*GIVEN TASK*.
Identify every line in the records below that contains the word "document", and copy each of those lines.

Source data
---*---
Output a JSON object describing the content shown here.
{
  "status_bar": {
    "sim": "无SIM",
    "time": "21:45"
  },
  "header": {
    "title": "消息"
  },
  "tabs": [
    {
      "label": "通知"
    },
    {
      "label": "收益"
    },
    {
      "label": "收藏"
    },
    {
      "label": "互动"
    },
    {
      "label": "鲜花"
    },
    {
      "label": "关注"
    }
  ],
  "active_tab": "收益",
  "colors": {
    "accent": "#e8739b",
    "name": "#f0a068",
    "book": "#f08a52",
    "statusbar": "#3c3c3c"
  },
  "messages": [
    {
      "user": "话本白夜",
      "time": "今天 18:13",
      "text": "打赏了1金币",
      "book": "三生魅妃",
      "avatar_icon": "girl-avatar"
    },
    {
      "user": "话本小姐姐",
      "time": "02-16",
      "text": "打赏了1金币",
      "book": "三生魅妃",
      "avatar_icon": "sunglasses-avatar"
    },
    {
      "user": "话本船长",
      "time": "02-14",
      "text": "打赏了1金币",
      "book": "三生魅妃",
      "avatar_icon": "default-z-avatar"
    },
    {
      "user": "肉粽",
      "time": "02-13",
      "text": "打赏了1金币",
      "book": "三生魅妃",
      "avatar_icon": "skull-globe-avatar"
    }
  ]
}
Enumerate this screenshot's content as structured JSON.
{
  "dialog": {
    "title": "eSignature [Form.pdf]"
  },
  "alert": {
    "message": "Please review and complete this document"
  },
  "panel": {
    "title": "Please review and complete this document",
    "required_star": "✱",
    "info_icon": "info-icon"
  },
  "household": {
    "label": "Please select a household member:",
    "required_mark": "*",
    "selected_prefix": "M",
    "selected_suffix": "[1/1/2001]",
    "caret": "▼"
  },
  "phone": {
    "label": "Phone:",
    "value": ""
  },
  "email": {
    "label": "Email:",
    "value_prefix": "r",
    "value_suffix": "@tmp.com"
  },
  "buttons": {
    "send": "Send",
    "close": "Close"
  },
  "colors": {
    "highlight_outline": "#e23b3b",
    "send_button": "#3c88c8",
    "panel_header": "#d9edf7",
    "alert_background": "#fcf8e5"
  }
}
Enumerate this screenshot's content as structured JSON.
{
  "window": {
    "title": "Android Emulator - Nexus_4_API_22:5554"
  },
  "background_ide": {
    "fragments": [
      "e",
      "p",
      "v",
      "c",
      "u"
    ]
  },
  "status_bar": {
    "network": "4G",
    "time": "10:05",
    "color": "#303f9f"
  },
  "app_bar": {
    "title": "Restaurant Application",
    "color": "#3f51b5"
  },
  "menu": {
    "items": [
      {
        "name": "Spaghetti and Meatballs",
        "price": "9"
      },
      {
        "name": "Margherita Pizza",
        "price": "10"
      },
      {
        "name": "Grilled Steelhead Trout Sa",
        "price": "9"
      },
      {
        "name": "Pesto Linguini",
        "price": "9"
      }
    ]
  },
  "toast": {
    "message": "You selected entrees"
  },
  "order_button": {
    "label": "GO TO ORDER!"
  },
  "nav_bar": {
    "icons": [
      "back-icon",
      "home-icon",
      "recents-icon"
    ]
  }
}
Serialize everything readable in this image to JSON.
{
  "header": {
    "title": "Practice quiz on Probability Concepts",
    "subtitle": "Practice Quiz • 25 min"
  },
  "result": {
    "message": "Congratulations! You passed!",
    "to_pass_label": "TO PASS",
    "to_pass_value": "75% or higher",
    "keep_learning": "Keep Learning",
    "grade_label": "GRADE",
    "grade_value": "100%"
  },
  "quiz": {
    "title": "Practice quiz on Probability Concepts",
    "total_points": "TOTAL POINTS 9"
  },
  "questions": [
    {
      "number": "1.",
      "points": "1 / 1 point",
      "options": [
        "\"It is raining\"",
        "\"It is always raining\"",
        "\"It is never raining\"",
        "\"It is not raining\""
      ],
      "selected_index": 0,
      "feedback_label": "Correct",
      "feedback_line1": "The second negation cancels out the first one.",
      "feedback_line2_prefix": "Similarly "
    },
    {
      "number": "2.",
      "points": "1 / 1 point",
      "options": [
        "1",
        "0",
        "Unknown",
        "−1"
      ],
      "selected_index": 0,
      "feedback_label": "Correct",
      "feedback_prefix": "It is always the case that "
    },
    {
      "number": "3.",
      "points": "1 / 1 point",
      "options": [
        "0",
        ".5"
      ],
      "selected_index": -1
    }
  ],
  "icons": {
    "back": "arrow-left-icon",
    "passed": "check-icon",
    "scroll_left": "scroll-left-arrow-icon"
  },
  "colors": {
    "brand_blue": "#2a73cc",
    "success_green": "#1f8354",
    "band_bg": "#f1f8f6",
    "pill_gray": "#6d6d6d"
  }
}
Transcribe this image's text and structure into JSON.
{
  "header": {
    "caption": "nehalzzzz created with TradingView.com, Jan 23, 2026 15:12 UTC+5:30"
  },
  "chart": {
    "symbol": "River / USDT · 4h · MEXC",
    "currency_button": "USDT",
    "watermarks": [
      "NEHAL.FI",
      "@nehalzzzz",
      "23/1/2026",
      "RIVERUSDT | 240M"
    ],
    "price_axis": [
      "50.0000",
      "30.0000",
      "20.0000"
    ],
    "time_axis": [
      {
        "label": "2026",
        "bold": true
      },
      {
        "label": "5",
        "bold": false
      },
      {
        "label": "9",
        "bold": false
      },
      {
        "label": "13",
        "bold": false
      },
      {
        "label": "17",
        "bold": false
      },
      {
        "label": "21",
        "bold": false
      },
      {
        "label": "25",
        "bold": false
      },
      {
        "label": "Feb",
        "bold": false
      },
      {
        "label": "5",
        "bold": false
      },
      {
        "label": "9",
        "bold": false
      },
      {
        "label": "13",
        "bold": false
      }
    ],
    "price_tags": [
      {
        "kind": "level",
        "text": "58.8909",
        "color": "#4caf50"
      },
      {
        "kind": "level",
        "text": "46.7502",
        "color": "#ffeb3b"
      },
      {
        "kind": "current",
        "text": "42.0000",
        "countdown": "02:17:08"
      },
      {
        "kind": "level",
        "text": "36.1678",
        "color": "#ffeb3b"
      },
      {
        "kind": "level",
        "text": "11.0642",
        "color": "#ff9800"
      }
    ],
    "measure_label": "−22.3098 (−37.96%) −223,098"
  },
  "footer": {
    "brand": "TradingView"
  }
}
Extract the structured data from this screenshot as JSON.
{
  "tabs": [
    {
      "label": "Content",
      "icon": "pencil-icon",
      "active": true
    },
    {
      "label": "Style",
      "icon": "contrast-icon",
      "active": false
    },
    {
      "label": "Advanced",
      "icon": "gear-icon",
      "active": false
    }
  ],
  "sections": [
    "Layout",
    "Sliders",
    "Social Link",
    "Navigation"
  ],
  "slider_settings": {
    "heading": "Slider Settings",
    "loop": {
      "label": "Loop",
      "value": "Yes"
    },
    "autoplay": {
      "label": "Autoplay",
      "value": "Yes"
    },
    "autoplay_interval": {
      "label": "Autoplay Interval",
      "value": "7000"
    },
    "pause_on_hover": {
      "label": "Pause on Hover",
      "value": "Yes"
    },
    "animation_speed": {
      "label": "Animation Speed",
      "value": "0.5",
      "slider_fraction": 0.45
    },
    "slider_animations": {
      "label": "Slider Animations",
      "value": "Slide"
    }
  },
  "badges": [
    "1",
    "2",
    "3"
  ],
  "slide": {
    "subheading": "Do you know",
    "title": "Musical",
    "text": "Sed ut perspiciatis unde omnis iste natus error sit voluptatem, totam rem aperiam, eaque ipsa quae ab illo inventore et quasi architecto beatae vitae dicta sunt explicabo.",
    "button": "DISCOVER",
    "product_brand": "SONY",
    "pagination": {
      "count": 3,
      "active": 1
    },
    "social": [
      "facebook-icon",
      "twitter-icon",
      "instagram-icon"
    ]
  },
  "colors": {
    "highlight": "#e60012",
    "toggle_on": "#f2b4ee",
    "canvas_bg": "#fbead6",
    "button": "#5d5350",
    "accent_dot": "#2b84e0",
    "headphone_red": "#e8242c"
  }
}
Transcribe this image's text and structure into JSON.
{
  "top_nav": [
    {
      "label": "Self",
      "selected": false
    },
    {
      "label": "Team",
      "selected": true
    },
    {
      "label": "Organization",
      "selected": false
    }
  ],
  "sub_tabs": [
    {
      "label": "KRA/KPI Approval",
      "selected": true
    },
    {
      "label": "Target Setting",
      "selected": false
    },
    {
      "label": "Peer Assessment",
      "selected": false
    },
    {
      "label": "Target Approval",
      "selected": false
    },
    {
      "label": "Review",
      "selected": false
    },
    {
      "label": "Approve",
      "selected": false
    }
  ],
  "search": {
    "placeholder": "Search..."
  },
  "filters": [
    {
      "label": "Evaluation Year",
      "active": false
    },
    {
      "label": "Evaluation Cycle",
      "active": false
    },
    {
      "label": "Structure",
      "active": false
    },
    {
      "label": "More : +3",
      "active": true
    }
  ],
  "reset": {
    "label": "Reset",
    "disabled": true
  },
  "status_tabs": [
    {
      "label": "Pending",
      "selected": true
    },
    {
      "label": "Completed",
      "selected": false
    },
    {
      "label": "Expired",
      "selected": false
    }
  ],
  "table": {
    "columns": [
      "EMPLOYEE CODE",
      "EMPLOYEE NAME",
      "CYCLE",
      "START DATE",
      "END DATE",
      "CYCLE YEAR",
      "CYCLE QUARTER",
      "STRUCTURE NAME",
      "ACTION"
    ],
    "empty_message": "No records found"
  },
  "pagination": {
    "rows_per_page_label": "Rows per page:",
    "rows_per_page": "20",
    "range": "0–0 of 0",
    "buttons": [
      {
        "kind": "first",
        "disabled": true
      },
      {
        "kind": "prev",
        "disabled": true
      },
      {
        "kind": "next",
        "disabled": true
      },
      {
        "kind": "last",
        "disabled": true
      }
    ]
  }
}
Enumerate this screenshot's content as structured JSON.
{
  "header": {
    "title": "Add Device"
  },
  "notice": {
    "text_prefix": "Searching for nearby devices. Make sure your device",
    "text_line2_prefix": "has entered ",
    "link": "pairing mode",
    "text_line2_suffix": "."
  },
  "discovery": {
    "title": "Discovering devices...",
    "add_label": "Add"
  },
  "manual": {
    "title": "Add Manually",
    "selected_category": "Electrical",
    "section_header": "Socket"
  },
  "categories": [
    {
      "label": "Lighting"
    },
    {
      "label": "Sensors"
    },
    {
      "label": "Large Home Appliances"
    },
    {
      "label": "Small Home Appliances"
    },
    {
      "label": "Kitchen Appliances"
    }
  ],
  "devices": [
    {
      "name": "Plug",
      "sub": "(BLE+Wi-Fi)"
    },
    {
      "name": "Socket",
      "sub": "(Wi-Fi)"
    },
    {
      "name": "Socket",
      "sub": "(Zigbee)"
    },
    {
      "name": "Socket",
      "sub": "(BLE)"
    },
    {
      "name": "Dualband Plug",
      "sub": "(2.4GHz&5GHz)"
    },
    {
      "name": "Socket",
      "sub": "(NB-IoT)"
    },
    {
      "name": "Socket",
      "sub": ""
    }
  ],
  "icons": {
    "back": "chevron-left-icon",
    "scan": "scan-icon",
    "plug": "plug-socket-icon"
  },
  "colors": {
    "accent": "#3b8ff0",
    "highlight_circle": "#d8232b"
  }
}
---*---
*SOLUTION TO THIS EXERCISE*.
    "message": "Please review and complete this document"
    "title": "Please review and complete this document",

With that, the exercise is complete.